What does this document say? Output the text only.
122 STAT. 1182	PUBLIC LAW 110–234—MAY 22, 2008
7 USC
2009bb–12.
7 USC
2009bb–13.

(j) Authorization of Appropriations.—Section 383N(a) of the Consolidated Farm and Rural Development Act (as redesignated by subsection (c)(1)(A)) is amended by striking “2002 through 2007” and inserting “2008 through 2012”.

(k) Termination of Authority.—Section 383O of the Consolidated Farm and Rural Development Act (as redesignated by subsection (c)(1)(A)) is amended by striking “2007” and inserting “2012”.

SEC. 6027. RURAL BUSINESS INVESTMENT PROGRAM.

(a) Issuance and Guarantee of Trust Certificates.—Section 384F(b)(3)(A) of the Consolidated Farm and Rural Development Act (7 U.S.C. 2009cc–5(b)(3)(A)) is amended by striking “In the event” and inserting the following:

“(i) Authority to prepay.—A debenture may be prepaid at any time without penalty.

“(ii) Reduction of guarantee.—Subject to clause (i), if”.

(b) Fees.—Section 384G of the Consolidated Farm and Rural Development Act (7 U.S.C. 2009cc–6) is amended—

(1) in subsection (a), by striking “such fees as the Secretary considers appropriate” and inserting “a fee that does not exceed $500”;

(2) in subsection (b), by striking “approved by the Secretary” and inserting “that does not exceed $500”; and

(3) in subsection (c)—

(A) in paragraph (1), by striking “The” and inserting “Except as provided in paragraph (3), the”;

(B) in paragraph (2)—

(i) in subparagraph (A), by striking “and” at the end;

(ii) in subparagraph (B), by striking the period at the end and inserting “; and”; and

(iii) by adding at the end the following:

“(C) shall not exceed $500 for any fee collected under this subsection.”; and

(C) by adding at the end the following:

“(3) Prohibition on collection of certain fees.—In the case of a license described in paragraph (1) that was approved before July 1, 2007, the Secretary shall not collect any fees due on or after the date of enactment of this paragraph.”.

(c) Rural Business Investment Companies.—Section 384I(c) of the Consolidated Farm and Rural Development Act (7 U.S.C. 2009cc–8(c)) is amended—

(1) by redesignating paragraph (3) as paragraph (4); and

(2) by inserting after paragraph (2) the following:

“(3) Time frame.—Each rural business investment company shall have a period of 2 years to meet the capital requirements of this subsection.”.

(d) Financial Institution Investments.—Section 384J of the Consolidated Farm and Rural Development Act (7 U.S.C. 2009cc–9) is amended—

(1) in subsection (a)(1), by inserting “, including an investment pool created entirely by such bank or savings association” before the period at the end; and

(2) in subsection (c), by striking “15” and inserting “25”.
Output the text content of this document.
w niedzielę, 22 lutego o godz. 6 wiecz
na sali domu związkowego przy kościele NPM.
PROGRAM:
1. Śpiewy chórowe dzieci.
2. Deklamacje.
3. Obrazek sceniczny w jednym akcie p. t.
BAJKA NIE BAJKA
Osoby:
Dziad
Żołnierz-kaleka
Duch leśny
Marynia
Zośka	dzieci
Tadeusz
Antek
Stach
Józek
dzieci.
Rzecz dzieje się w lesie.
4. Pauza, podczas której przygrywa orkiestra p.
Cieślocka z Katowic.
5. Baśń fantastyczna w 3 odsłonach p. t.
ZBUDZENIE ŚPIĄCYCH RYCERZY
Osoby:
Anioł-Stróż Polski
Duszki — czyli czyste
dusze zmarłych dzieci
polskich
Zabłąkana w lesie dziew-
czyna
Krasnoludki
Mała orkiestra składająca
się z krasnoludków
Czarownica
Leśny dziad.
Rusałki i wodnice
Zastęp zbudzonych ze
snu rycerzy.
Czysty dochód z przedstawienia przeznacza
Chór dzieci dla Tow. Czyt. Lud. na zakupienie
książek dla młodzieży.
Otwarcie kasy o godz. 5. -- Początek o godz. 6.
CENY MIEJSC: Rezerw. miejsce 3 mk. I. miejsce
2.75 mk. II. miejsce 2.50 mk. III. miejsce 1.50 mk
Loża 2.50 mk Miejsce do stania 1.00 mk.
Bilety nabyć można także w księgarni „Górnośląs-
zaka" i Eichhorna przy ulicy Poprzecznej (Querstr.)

* Request: Give only the number of lines in the material above that include the word "PROGRAM".

* Reply: 2